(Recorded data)
####################

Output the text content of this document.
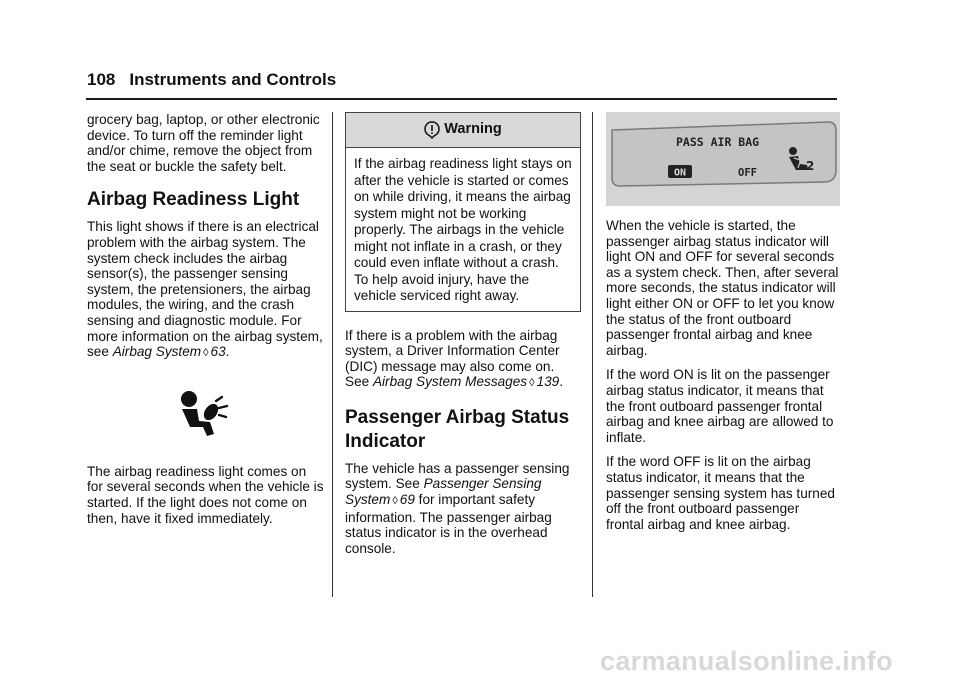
108 Instruments and Controls

grocery bag, laptop, or other electronic device. To turn off the reminder light and/or chime, remove the object from the seat or buckle the safety belt.

Airbag Readiness Light

This light shows if there is an electrical problem with the airbag system. The system check includes the airbag sensor(s), the passenger sensing system, the pretensioners, the airbag modules, the wiring, and the crash sensing and diagnostic module. For more information on the airbag system, see Airbag System ◊ 63.

The airbag readiness light comes on for several seconds when the vehicle is started. If the light does not come on then, have it fixed immediately.

Warning
If the airbag readiness light stays on after the vehicle is started or comes on while driving, it means the airbag system might not be working properly. The airbags in the vehicle might not inflate in a crash, or they could even inflate without a crash. To help avoid injury, have the vehicle serviced right away.

If there is a problem with the airbag system, a Driver Information Center (DIC) message may also come on. See Airbag System Messages ◊ 139.

Passenger Airbag Status Indicator

The vehicle has a passenger sensing system. See Passenger Sensing System ◊ 69 for important safety information. The passenger airbag status indicator is in the overhead console.

PASS AIR BAG
ON	OFF	2

When the vehicle is started, the passenger airbag status indicator will light ON and OFF for several seconds as a system check. Then, after several more seconds, the status indicator will light either ON or OFF to let you know the status of the front outboard passenger frontal airbag and knee airbag.

If the word ON is lit on the passenger airbag status indicator, it means that the front outboard passenger frontal airbag and knee airbag are allowed to inflate.

If the word OFF is lit on the airbag status indicator, it means that the passenger sensing system has turned off the front outboard passenger frontal airbag and knee airbag.

carmanualsonline.info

####################

TASK BRIEF: Select every line in the material above where the string "safety" occurs, and copy it.

EXPECTED ANSWER:
grocery bag, laptop, or other electronic device. To turn off the reminder light and/or chime, remove the object from the seat or buckle the safety belt.
The vehicle has a passenger sensing system. See Passenger Sensing System ◊ 69 for important safety information. The passenger airbag status indicator is in the overhead console.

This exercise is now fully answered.